→ Record excerpts:
----
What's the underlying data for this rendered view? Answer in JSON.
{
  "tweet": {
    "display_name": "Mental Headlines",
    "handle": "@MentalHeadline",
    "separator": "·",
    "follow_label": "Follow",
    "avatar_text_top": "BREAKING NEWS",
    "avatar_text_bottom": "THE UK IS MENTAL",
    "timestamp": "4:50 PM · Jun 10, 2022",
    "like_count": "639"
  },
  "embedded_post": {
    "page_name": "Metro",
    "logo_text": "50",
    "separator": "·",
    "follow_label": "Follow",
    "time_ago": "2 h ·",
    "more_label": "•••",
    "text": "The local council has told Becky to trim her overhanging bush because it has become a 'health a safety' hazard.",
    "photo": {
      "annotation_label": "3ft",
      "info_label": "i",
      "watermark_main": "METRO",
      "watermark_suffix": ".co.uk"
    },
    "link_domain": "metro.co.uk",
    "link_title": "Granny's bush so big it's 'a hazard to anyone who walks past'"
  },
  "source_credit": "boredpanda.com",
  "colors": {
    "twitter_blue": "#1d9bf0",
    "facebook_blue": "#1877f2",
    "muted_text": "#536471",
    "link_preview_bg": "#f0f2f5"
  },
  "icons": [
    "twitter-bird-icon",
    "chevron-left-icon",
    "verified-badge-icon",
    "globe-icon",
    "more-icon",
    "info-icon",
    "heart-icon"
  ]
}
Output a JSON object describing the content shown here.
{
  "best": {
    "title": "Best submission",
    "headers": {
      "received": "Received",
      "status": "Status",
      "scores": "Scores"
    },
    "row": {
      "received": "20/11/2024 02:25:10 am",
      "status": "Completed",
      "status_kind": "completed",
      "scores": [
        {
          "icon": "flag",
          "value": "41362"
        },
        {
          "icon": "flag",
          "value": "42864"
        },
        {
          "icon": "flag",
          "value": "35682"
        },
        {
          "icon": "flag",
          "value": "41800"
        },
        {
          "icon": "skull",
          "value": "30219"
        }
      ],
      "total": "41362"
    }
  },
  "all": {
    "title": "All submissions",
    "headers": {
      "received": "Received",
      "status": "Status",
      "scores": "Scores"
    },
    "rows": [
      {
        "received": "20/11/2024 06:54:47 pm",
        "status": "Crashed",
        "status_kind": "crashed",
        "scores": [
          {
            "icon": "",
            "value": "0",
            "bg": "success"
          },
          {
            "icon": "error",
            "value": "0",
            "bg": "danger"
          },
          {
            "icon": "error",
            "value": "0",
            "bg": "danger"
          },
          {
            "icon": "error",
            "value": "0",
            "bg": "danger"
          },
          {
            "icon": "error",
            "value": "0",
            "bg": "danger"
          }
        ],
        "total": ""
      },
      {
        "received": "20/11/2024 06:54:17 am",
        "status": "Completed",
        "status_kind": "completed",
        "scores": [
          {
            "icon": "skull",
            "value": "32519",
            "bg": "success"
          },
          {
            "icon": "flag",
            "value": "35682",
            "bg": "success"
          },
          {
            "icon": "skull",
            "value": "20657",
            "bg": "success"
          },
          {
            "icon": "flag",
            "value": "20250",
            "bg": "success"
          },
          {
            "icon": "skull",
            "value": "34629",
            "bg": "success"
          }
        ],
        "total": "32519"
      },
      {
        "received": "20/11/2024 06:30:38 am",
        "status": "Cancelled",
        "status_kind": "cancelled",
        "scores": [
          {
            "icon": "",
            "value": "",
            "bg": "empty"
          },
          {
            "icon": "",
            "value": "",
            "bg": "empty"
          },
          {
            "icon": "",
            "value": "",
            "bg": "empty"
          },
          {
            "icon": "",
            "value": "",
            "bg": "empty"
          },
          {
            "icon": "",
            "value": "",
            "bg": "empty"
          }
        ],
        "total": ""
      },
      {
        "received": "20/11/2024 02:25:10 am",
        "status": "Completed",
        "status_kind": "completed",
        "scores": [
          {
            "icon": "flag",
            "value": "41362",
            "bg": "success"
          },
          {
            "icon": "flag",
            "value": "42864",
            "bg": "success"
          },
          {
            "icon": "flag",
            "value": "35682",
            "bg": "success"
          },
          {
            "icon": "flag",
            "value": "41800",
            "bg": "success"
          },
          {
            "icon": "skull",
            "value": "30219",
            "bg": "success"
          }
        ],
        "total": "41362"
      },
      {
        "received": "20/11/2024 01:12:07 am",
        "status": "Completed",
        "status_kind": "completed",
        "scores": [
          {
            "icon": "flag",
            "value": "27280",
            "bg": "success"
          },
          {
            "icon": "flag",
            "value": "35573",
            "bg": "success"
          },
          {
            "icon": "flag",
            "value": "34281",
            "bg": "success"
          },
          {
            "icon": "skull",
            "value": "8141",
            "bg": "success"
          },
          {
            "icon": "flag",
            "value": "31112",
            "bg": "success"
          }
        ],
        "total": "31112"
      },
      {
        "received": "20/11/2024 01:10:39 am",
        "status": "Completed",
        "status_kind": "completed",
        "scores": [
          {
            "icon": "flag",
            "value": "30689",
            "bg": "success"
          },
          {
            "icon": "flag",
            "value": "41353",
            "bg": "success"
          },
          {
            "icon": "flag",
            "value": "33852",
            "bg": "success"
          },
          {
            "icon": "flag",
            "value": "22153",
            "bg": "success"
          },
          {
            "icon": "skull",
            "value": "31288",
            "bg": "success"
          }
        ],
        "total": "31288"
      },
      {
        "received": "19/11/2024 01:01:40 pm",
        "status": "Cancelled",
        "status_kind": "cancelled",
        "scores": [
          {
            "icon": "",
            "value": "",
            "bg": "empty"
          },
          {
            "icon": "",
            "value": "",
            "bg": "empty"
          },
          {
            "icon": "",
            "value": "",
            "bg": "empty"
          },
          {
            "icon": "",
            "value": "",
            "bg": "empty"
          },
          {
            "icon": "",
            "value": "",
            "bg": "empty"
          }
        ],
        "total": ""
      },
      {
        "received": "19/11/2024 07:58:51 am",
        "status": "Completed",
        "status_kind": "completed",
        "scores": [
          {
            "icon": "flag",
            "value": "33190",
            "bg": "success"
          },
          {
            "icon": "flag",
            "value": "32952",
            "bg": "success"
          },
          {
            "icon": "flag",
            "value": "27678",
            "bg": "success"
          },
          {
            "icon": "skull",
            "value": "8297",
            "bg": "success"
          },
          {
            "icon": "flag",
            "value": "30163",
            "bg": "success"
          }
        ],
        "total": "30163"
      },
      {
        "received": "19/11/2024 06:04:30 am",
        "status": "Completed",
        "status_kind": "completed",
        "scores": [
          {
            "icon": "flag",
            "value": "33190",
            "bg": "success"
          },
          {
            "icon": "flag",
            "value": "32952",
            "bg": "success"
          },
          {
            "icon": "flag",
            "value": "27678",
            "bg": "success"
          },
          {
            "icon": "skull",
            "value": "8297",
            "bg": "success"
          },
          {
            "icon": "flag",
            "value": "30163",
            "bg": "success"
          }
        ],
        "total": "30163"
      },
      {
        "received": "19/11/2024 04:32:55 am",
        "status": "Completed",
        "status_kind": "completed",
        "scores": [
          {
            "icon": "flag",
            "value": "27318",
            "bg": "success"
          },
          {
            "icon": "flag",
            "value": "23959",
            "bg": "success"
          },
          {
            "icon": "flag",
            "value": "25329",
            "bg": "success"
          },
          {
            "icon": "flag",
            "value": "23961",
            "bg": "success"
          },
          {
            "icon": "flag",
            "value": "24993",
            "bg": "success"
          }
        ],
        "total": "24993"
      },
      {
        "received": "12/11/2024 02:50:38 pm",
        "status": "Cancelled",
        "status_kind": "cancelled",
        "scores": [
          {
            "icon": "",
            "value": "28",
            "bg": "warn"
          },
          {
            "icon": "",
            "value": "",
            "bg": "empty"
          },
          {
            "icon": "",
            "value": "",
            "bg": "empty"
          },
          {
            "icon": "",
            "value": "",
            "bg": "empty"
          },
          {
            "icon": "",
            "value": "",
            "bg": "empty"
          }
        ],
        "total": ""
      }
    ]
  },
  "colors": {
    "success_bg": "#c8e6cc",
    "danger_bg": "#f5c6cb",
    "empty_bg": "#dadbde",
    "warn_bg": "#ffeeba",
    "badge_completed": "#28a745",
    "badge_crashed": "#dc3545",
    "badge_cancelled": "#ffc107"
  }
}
----
→ What is expected:
Of the lines in the records, determine how many contain the word "JSON", and report that number alone.

→ Solution for this task:
2